→ **EXERCISE**: Pictures stay out of the copy; set down each line of the listing below exactly.

→ **SUPPLIED INFORMATION**:
◇ ◇ ◇ ◇ ◇ ◇ ◇

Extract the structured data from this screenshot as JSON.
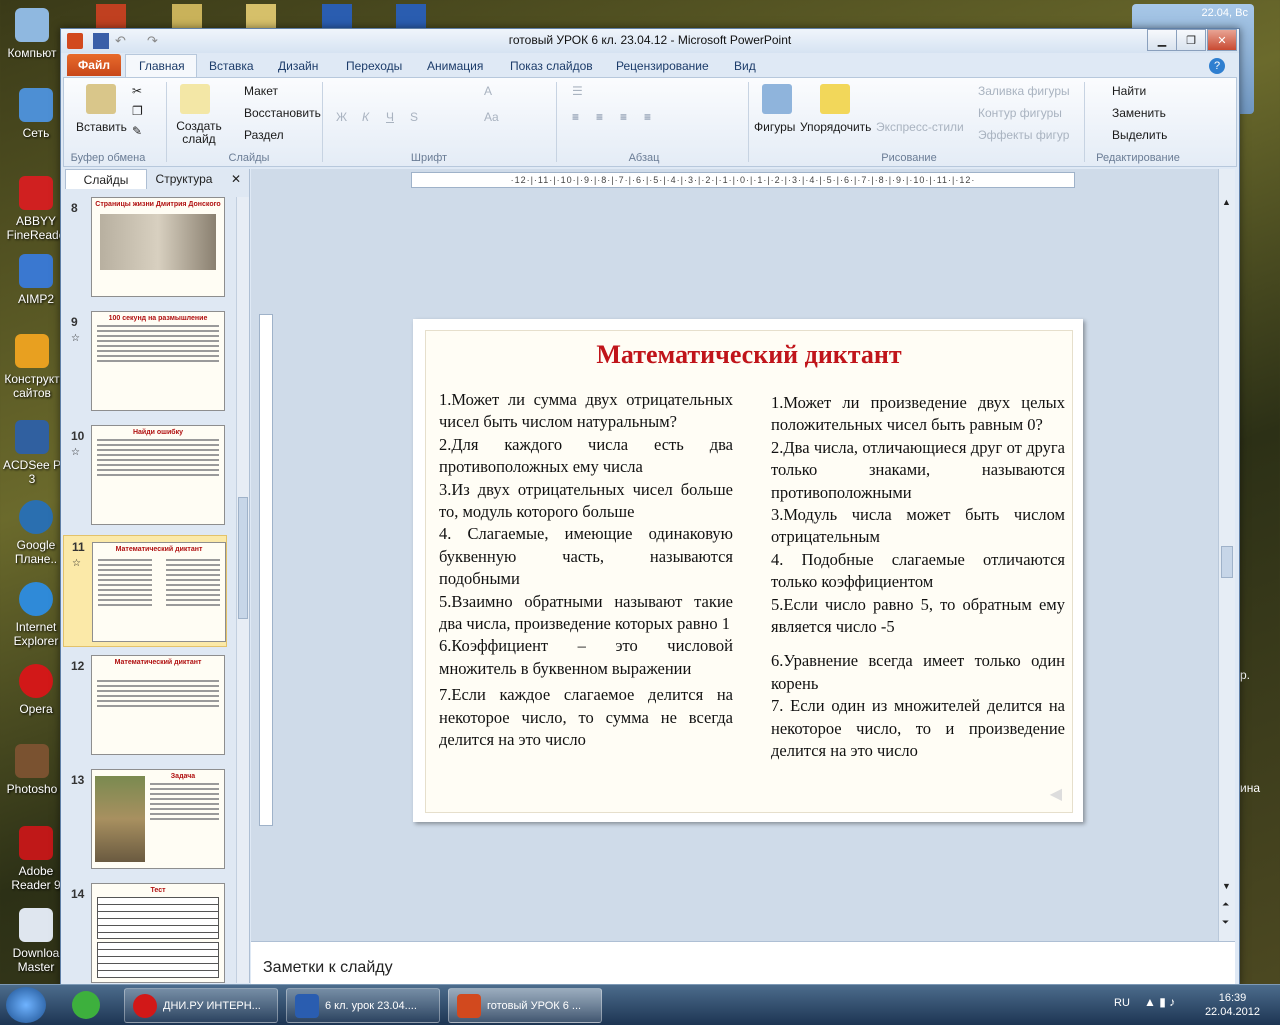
{
  "desktop": {
    "icons": [
      {
        "label": "Компьют"
      },
      {
        "label": "Сеть"
      },
      {
        "label": "ABBYY FineReade"
      },
      {
        "label": "AIMP2"
      },
      {
        "label": "Конструкт сайтов"
      },
      {
        "label": "ACDSee P 3"
      },
      {
        "label": "Google Плане.."
      },
      {
        "label": "Internet Explorer"
      },
      {
        "label": "Opera"
      },
      {
        "label": "Photosho"
      },
      {
        "label": "Adobe Reader 9"
      },
      {
        "label": "Downloa Master"
      }
    ],
    "right_fragment_1": "р.",
    "right_fragment_2": "ина",
    "gadget_date": "22.04, Вс"
  },
  "window": {
    "title": "готовый УРОК  6 кл. 23.04.12  -  Microsoft PowerPoint"
  },
  "ribbon": {
    "tabs": [
      "Файл",
      "Главная",
      "Вставка",
      "Дизайн",
      "Переходы",
      "Анимация",
      "Показ слайдов",
      "Рецензирование",
      "Вид"
    ],
    "clipboard": {
      "paste": "Вставить",
      "group": "Буфер обмена"
    },
    "slides": {
      "new_slide": "Создать слайд",
      "layout": "Макет",
      "reset": "Восстановить",
      "section": "Раздел",
      "group": "Слайды"
    },
    "font": {
      "group": "Шрифт",
      "bold": "Ж",
      "italic": "К",
      "underline": "Ч",
      "strike": "S"
    },
    "paragraph": {
      "group": "Абзац"
    },
    "drawing": {
      "shapes": "Фигуры",
      "arrange": "Упорядочить",
      "quick_styles": "Экспресс-стили",
      "fill": "Заливка фигуры",
      "outline": "Контур фигуры",
      "effects": "Эффекты фигур",
      "group": "Рисование"
    },
    "editing": {
      "find": "Найти",
      "replace": "Заменить",
      "select": "Выделить",
      "group": "Редактирование"
    }
  },
  "left_pane": {
    "tabs": [
      "Слайды",
      "Структура"
    ],
    "thumbnails": [
      {
        "num": "8",
        "title": "Страницы жизни Дмитрия Донского"
      },
      {
        "num": "9",
        "title": "100 секунд на размышление"
      },
      {
        "num": "10",
        "title": "Найди ошибку"
      },
      {
        "num": "11",
        "title": "Математический диктант"
      },
      {
        "num": "12",
        "title": "Математический диктант"
      },
      {
        "num": "13",
        "title": "Задача"
      },
      {
        "num": "14",
        "title": "Тест"
      }
    ]
  },
  "ruler": {
    "text": "·12·|·11·|·10·|·9·|·8·|·7·|·6·|·5·|·4·|·3·|·2·|·1·|·0·|·1·|·2·|·3·|·4·|·5·|·6·|·7·|·8·|·9·|·10·|·11·|·12·"
  },
  "slide": {
    "title": "Математический диктант",
    "left_items": [
      "1.Может ли сумма двух отрицательных чисел быть числом натуральным?",
      "2.Для каждого числа есть два противоположных ему числа",
      "3.Из двух отрицательных чисел больше то, модуль которого больше",
      "4. Слагаемые, имеющие одинаковую буквенную часть, называются подобными",
      "5.Взаимно обратными называют такие два числа, произведение которых равно 1",
      "6.Коэффициент – это числовой множитель в буквенном выражении",
      "7.Если каждое слагаемое делится на некоторое число, то сумма не всегда делится на это число"
    ],
    "right_items": [
      "1.Может ли произведение двух целых положительных чисел быть равным 0?",
      "2.Два числа, отличающиеся друг от друга только знаками, называются противоположными",
      "3.Модуль числа может быть числом отрицательным",
      "4. Подобные слагаемые отличаются только коэффициентом",
      "5.Если число равно 5, то обратным ему является число -5",
      "6.Уравнение всегда имеет только один корень",
      "7. Если один из множителей делится на некоторое число, то и произведение делится на это число"
    ]
  },
  "notes": {
    "placeholder": "Заметки к слайду"
  },
  "taskbar": {
    "items": [
      "ДНИ.РУ ИНТЕРН...",
      "6 кл. урок 23.04....",
      "готовый УРОК 6 ..."
    ],
    "lang": "RU",
    "time": "16:39",
    "date": "22.04.2012"
  },
  "colors": {
    "title_red": "#c0141a",
    "file_tab": "#d75a22",
    "slide_bg": "#fffdf5"
  }
}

◇ ◇ ◇ ◇ ◇ ◇ ◇

→ **EXERCISE RESPONSE**:
Extract the structured data from this screenshot as JSON.
{
  "desktop": {
    "icons": [
      {
        "label": "Компьют"
      },
      {
        "label": "Сеть"
      },
      {
        "label": "ABBYY FineReade"
      },
      {
        "label": "AIMP2"
      },
      {
        "label": "Конструкт сайтов"
      },
      {
        "label": "ACDSee P 3"
      },
      {
        "label": "Google Плане.."
      },
      {
        "label": "Internet Explorer"
      },
      {
        "label": "Opera"
      },
      {
        "label": "Photosho"
      },
      {
        "label": "Adobe Reader 9"
      },
      {
        "label": "Downloa Master"
      }
    ],
    "right_fragment_1": "р.",
    "right_fragment_2": "ина",
    "gadget_date": "22.04, Вс"
  },
  "window": {
    "title": "готовый УРОК  6 кл. 23.04.12  -  Microsoft PowerPoint"
  },
  "ribbon": {
    "tabs": [
      "Файл",
      "Главная",
      "Вставка",
      "Дизайн",
      "Переходы",
      "Анимация",
      "Показ слайдов",
      "Рецензирование",
      "Вид"
    ],
    "clipboard": {
      "paste": "Вставить",
      "group": "Буфер обмена"
    },
    "slides": {
      "new_slide": "Создать слайд",
      "layout": "Макет",
      "reset": "Восстановить",
      "section": "Раздел",
      "group": "Слайды"
    },
    "font": {
      "group": "Шрифт",
      "bold": "Ж",
      "italic": "К",
      "underline": "Ч",
      "strike": "S"
    },
    "paragraph": {
      "group": "Абзац"
    },
    "drawing": {
      "shapes": "Фигуры",
      "arrange": "Упорядочить",
      "quick_styles": "Экспресс-стили",
      "fill": "Заливка фигуры",
      "outline": "Контур фигуры",
      "effects": "Эффекты фигур",
      "group": "Рисование"
    },
    "editing": {
      "find": "Найти",
      "replace": "Заменить",
      "select": "Выделить",
      "group": "Редактирование"
    }
  },
  "left_pane": {
    "tabs": [
      "Слайды",
      "Структура"
    ],
    "thumbnails": [
      {
        "num": "8",
        "title": "Страницы жизни Дмитрия Донского"
      },
      {
        "num": "9",
        "title": "100 секунд на размышление"
      },
      {
        "num": "10",
        "title": "Найди ошибку"
      },
      {
        "num": "11",
        "title": "Математический диктант"
      },
      {
        "num": "12",
        "title": "Математический диктант"
      },
      {
        "num": "13",
        "title": "Задача"
      },
      {
        "num": "14",
        "title": "Тест"
      }
    ]
  },
  "ruler": {
    "text": "·12·|·11·|·10·|·9·|·8·|·7·|·6·|·5·|·4·|·3·|·2·|·1·|·0·|·1·|·2·|·3·|·4·|·5·|·6·|·7·|·8·|·9·|·10·|·11·|·12·"
  },
  "slide": {
    "title": "Математический диктант",
    "left_items": [
      "1.Может ли сумма двух отрицательных чисел быть числом натуральным?",
      "2.Для каждого числа есть два противоположных ему числа",
      "3.Из двух отрицательных чисел больше то, модуль которого больше",
      "4. Слагаемые, имеющие одинаковую буквенную часть, называются подобными",
      "5.Взаимно обратными называют такие два числа, произведение которых равно 1",
      "6.Коэффициент – это числовой множитель в буквенном выражении",
      "7.Если каждое слагаемое делится на некоторое число, то сумма не всегда делится на это число"
    ],
    "right_items": [
      "1.Может ли произведение двух целых положительных чисел быть равным 0?",
      "2.Два числа, отличающиеся друг от друга только знаками, называются противоположными",
      "3.Модуль числа может быть числом отрицательным",
      "4. Подобные слагаемые отличаются только коэффициентом",
      "5.Если число равно 5, то обратным ему является число -5",
      "6.Уравнение всегда имеет только один корень",
      "7. Если один из множителей делится на некоторое число, то и произведение делится на это число"
    ]
  },
  "notes": {
    "placeholder": "Заметки к слайду"
  },
  "taskbar": {
    "items": [
      "ДНИ.РУ ИНТЕРН...",
      "6 кл. урок 23.04....",
      "готовый УРОК 6 ..."
    ],
    "lang": "RU",
    "time": "16:39",
    "date": "22.04.2012"
  },
  "colors": {
    "title_red": "#c0141a",
    "file_tab": "#d75a22",
    "slide_bg": "#fffdf5"
  }
}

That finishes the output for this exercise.